Record set =
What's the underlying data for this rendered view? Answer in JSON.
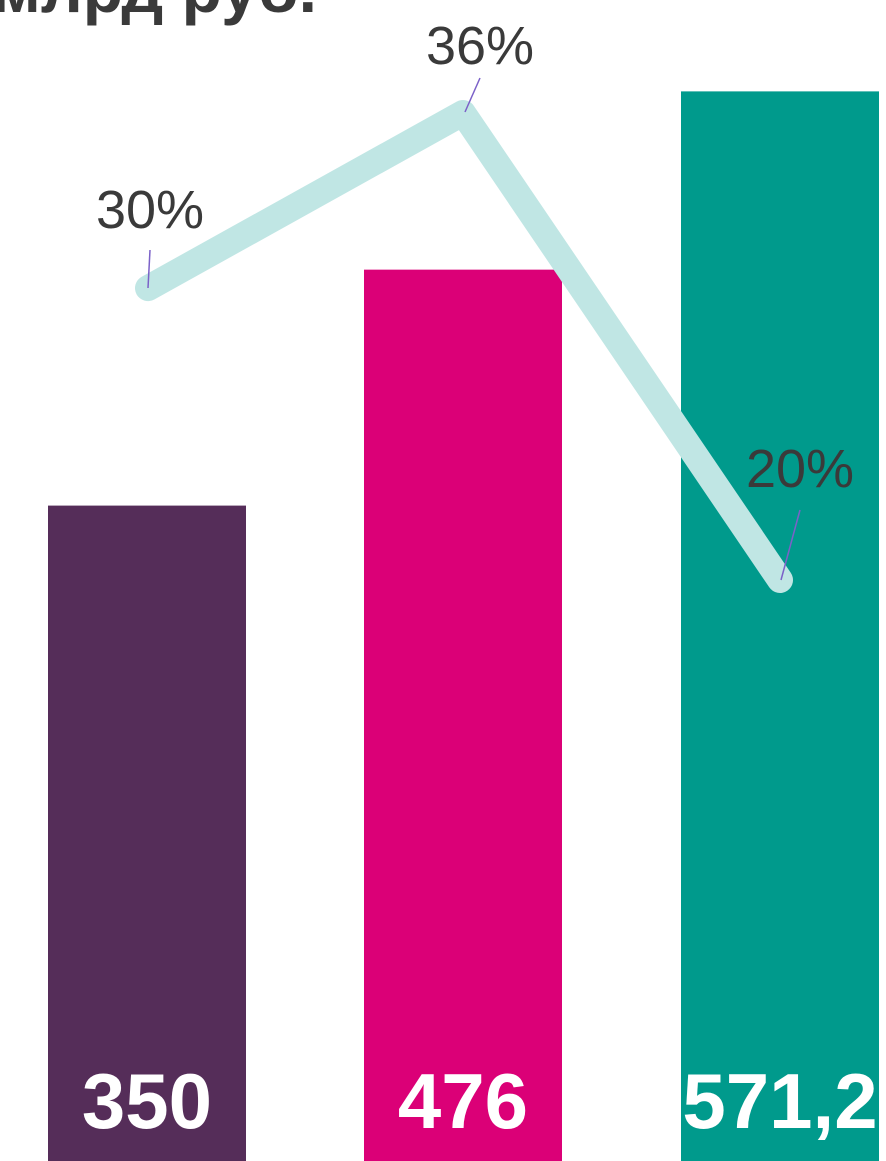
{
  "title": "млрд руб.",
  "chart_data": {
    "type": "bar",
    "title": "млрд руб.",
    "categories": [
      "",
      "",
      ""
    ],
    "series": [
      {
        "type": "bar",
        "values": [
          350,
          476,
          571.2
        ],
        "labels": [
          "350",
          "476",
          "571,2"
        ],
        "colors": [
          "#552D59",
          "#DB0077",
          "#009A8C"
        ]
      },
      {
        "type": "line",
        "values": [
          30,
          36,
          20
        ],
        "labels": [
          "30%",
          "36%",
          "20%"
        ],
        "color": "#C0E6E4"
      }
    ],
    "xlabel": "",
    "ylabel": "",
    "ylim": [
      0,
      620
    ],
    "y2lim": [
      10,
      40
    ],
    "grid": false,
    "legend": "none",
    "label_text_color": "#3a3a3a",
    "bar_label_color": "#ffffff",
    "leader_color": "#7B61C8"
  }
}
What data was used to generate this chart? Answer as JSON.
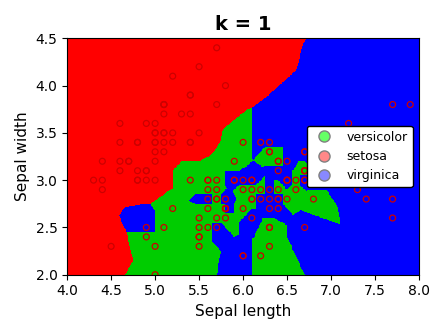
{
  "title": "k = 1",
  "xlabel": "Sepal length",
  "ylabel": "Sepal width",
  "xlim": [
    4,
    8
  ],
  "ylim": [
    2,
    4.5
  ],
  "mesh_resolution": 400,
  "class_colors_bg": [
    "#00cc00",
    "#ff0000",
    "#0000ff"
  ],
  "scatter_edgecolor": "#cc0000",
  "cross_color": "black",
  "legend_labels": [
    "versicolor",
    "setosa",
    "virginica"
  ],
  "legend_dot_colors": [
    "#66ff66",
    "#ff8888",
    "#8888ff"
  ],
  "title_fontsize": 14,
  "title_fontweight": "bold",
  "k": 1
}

Requirement =
Could you reproduce every record above exactly, leaving out the pictures?

Correct result =
What's the underlying data for this rendered view? Answer in JSON.
{
  "title": "млрд руб.",
  "chart_data": {
    "type": "bar",
    "title": "млрд руб.",
    "categories": [
      "",
      "",
      ""
    ],
    "series": [
      {
        "type": "bar",
        "values": [
          350,
          476,
          571.2
        ],
        "labels": [
          "350",
          "476",
          "571,2"
        ],
        "colors": [
          "#552D59",
          "#DB0077",
          "#009A8C"
        ]
      },
      {
        "type": "line",
        "values": [
          30,
          36,
          20
        ],
        "labels": [
          "30%",
          "36%",
          "20%"
        ],
        "color": "#C0E6E4"
      }
    ],
    "xlabel": "",
    "ylabel": "",
    "ylim": [
      0,
      620
    ],
    "y2lim": [
      10,
      40
    ],
    "grid": false,
    "legend": "none",
    "label_text_color": "#3a3a3a",
    "bar_label_color": "#ffffff",
    "leader_color": "#7B61C8"
  }
}
What data was used to generate this chart? Answer as JSON.
{
  "title": "k = 1",
  "xlabel": "Sepal length",
  "ylabel": "Sepal width",
  "xlim": [
    4,
    8
  ],
  "ylim": [
    2,
    4.5
  ],
  "mesh_resolution": 400,
  "class_colors_bg": [
    "#00cc00",
    "#ff0000",
    "#0000ff"
  ],
  "scatter_edgecolor": "#cc0000",
  "cross_color": "black",
  "legend_labels": [
    "versicolor",
    "setosa",
    "virginica"
  ],
  "legend_dot_colors": [
    "#66ff66",
    "#ff8888",
    "#8888ff"
  ],
  "title_fontsize": 14,
  "title_fontweight": "bold",
  "k": 1
}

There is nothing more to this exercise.